▸ Task description
Exact reproduction is required for all entries.

▸ Data listing

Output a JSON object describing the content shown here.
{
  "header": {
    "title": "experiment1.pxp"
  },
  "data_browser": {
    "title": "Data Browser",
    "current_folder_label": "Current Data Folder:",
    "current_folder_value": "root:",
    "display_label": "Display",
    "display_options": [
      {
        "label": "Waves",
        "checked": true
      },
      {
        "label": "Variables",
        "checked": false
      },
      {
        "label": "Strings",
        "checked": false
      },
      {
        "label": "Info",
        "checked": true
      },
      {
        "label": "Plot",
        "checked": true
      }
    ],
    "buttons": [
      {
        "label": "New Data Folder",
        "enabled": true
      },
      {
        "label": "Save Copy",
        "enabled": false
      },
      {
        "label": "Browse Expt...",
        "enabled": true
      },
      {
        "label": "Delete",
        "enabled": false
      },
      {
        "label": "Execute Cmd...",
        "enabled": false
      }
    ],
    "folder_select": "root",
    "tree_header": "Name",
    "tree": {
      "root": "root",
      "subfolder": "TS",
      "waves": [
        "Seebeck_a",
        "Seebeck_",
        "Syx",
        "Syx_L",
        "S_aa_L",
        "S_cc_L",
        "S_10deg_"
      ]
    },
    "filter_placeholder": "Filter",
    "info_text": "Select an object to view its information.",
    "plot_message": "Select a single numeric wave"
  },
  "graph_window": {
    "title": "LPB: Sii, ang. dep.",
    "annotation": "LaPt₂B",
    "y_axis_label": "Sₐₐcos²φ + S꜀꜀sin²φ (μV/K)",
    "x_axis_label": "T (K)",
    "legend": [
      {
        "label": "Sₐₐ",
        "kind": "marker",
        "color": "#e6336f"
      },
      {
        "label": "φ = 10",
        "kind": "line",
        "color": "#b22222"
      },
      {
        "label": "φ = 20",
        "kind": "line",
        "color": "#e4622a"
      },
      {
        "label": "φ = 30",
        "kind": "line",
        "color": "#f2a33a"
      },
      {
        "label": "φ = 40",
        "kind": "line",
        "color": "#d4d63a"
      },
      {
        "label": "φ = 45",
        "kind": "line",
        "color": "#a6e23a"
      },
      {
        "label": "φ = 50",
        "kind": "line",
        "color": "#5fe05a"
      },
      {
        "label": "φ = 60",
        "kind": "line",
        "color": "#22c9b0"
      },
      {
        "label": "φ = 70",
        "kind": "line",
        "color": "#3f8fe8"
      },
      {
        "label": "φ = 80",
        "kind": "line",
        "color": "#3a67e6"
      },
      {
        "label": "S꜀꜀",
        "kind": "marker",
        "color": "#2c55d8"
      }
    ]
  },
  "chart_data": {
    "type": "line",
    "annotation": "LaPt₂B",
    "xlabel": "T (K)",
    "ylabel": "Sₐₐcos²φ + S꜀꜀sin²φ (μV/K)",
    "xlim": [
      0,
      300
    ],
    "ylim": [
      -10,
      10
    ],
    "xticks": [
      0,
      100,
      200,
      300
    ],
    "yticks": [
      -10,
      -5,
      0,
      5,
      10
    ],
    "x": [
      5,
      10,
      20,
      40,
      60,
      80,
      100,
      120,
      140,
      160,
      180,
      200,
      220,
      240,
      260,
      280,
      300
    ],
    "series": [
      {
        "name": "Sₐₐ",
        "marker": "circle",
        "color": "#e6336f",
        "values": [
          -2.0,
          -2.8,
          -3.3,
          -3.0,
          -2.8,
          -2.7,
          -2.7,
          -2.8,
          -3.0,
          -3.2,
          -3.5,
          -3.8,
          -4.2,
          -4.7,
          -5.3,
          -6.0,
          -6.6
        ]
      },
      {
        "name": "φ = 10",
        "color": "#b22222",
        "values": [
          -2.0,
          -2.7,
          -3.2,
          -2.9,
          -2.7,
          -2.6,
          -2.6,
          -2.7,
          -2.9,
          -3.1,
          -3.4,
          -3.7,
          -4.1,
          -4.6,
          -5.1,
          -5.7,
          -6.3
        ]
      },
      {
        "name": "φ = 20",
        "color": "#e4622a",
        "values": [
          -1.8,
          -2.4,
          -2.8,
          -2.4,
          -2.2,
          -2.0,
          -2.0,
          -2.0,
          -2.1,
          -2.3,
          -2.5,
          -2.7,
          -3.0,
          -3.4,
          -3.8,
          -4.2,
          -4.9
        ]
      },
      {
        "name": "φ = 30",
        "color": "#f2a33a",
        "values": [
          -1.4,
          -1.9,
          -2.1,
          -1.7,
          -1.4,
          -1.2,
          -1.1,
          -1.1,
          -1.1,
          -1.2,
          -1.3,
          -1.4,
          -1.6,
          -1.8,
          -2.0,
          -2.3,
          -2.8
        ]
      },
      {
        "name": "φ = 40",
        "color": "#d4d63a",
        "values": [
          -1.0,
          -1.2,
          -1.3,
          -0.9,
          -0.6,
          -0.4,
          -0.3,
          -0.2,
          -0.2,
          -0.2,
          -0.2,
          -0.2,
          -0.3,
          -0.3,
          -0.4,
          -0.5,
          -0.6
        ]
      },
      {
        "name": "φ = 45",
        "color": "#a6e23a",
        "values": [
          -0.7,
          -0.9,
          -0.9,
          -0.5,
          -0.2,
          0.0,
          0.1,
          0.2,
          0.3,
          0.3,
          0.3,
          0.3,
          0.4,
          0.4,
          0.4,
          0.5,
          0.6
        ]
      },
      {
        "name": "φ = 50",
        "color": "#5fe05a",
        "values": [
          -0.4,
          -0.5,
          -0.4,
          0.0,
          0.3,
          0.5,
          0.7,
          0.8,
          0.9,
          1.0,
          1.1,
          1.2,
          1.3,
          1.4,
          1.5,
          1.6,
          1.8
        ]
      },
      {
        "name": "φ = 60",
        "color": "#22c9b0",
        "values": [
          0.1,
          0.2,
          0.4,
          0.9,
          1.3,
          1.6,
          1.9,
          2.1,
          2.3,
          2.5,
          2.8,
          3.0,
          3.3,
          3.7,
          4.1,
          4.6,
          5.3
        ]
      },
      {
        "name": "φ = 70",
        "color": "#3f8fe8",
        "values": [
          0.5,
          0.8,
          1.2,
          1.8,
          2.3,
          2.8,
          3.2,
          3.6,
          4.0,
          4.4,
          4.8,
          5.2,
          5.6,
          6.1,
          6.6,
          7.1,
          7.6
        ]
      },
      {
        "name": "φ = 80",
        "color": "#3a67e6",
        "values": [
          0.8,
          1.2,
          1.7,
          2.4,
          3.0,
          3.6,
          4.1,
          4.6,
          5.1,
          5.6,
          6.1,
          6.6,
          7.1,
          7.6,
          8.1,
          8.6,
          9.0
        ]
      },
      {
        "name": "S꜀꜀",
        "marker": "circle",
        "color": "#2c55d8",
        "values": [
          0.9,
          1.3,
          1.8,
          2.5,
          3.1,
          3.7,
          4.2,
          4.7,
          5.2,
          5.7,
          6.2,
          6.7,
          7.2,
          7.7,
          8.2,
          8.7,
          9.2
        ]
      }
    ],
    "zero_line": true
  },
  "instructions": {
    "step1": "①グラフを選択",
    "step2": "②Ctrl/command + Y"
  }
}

▸ Problem solution
Output a JSON object describing the content shown here.
{
  "header": {
    "title": "experiment1.pxp"
  },
  "data_browser": {
    "title": "Data Browser",
    "current_folder_label": "Current Data Folder:",
    "current_folder_value": "root:",
    "display_label": "Display",
    "display_options": [
      {
        "label": "Waves",
        "checked": true
      },
      {
        "label": "Variables",
        "checked": false
      },
      {
        "label": "Strings",
        "checked": false
      },
      {
        "label": "Info",
        "checked": true
      },
      {
        "label": "Plot",
        "checked": true
      }
    ],
    "buttons": [
      {
        "label": "New Data Folder",
        "enabled": true
      },
      {
        "label": "Save Copy",
        "enabled": false
      },
      {
        "label": "Browse Expt...",
        "enabled": true
      },
      {
        "label": "Delete",
        "enabled": false
      },
      {
        "label": "Execute Cmd...",
        "enabled": false
      }
    ],
    "folder_select": "root",
    "tree_header": "Name",
    "tree": {
      "root": "root",
      "subfolder": "TS",
      "waves": [
        "Seebeck_a",
        "Seebeck_",
        "Syx",
        "Syx_L",
        "S_aa_L",
        "S_cc_L",
        "S_10deg_"
      ]
    },
    "filter_placeholder": "Filter",
    "info_text": "Select an object to view its information.",
    "plot_message": "Select a single numeric wave"
  },
  "graph_window": {
    "title": "LPB: Sii, ang. dep.",
    "annotation": "LaPt₂B",
    "y_axis_label": "Sₐₐcos²φ + S꜀꜀sin²φ (μV/K)",
    "x_axis_label": "T (K)",
    "legend": [
      {
        "label": "Sₐₐ",
        "kind": "marker",
        "color": "#e6336f"
      },
      {
        "label": "φ = 10",
        "kind": "line",
        "color": "#b22222"
      },
      {
        "label": "φ = 20",
        "kind": "line",
        "color": "#e4622a"
      },
      {
        "label": "φ = 30",
        "kind": "line",
        "color": "#f2a33a"
      },
      {
        "label": "φ = 40",
        "kind": "line",
        "color": "#d4d63a"
      },
      {
        "label": "φ = 45",
        "kind": "line",
        "color": "#a6e23a"
      },
      {
        "label": "φ = 50",
        "kind": "line",
        "color": "#5fe05a"
      },
      {
        "label": "φ = 60",
        "kind": "line",
        "color": "#22c9b0"
      },
      {
        "label": "φ = 70",
        "kind": "line",
        "color": "#3f8fe8"
      },
      {
        "label": "φ = 80",
        "kind": "line",
        "color": "#3a67e6"
      },
      {
        "label": "S꜀꜀",
        "kind": "marker",
        "color": "#2c55d8"
      }
    ]
  },
  "chart_data": {
    "type": "line",
    "annotation": "LaPt₂B",
    "xlabel": "T (K)",
    "ylabel": "Sₐₐcos²φ + S꜀꜀sin²φ (μV/K)",
    "xlim": [
      0,
      300
    ],
    "ylim": [
      -10,
      10
    ],
    "xticks": [
      0,
      100,
      200,
      300
    ],
    "yticks": [
      -10,
      -5,
      0,
      5,
      10
    ],
    "x": [
      5,
      10,
      20,
      40,
      60,
      80,
      100,
      120,
      140,
      160,
      180,
      200,
      220,
      240,
      260,
      280,
      300
    ],
    "series": [
      {
        "name": "Sₐₐ",
        "marker": "circle",
        "color": "#e6336f",
        "values": [
          -2.0,
          -2.8,
          -3.3,
          -3.0,
          -2.8,
          -2.7,
          -2.7,
          -2.8,
          -3.0,
          -3.2,
          -3.5,
          -3.8,
          -4.2,
          -4.7,
          -5.3,
          -6.0,
          -6.6
        ]
      },
      {
        "name": "φ = 10",
        "color": "#b22222",
        "values": [
          -2.0,
          -2.7,
          -3.2,
          -2.9,
          -2.7,
          -2.6,
          -2.6,
          -2.7,
          -2.9,
          -3.1,
          -3.4,
          -3.7,
          -4.1,
          -4.6,
          -5.1,
          -5.7,
          -6.3
        ]
      },
      {
        "name": "φ = 20",
        "color": "#e4622a",
        "values": [
          -1.8,
          -2.4,
          -2.8,
          -2.4,
          -2.2,
          -2.0,
          -2.0,
          -2.0,
          -2.1,
          -2.3,
          -2.5,
          -2.7,
          -3.0,
          -3.4,
          -3.8,
          -4.2,
          -4.9
        ]
      },
      {
        "name": "φ = 30",
        "color": "#f2a33a",
        "values": [
          -1.4,
          -1.9,
          -2.1,
          -1.7,
          -1.4,
          -1.2,
          -1.1,
          -1.1,
          -1.1,
          -1.2,
          -1.3,
          -1.4,
          -1.6,
          -1.8,
          -2.0,
          -2.3,
          -2.8
        ]
      },
      {
        "name": "φ = 40",
        "color": "#d4d63a",
        "values": [
          -1.0,
          -1.2,
          -1.3,
          -0.9,
          -0.6,
          -0.4,
          -0.3,
          -0.2,
          -0.2,
          -0.2,
          -0.2,
          -0.2,
          -0.3,
          -0.3,
          -0.4,
          -0.5,
          -0.6
        ]
      },
      {
        "name": "φ = 45",
        "color": "#a6e23a",
        "values": [
          -0.7,
          -0.9,
          -0.9,
          -0.5,
          -0.2,
          0.0,
          0.1,
          0.2,
          0.3,
          0.3,
          0.3,
          0.3,
          0.4,
          0.4,
          0.4,
          0.5,
          0.6
        ]
      },
      {
        "name": "φ = 50",
        "color": "#5fe05a",
        "values": [
          -0.4,
          -0.5,
          -0.4,
          0.0,
          0.3,
          0.5,
          0.7,
          0.8,
          0.9,
          1.0,
          1.1,
          1.2,
          1.3,
          1.4,
          1.5,
          1.6,
          1.8
        ]
      },
      {
        "name": "φ = 60",
        "color": "#22c9b0",
        "values": [
          0.1,
          0.2,
          0.4,
          0.9,
          1.3,
          1.6,
          1.9,
          2.1,
          2.3,
          2.5,
          2.8,
          3.0,
          3.3,
          3.7,
          4.1,
          4.6,
          5.3
        ]
      },
      {
        "name": "φ = 70",
        "color": "#3f8fe8",
        "values": [
          0.5,
          0.8,
          1.2,
          1.8,
          2.3,
          2.8,
          3.2,
          3.6,
          4.0,
          4.4,
          4.8,
          5.2,
          5.6,
          6.1,
          6.6,
          7.1,
          7.6
        ]
      },
      {
        "name": "φ = 80",
        "color": "#3a67e6",
        "values": [
          0.8,
          1.2,
          1.7,
          2.4,
          3.0,
          3.6,
          4.1,
          4.6,
          5.1,
          5.6,
          6.1,
          6.6,
          7.1,
          7.6,
          8.1,
          8.6,
          9.0
        ]
      },
      {
        "name": "S꜀꜀",
        "marker": "circle",
        "color": "#2c55d8",
        "values": [
          0.9,
          1.3,
          1.8,
          2.5,
          3.1,
          3.7,
          4.2,
          4.7,
          5.2,
          5.7,
          6.2,
          6.7,
          7.2,
          7.7,
          8.2,
          8.7,
          9.2
        ]
      }
    ],
    "zero_line": true
  },
  "instructions": {
    "step1": "①グラフを選択",
    "step2": "②Ctrl/command + Y"
  }
}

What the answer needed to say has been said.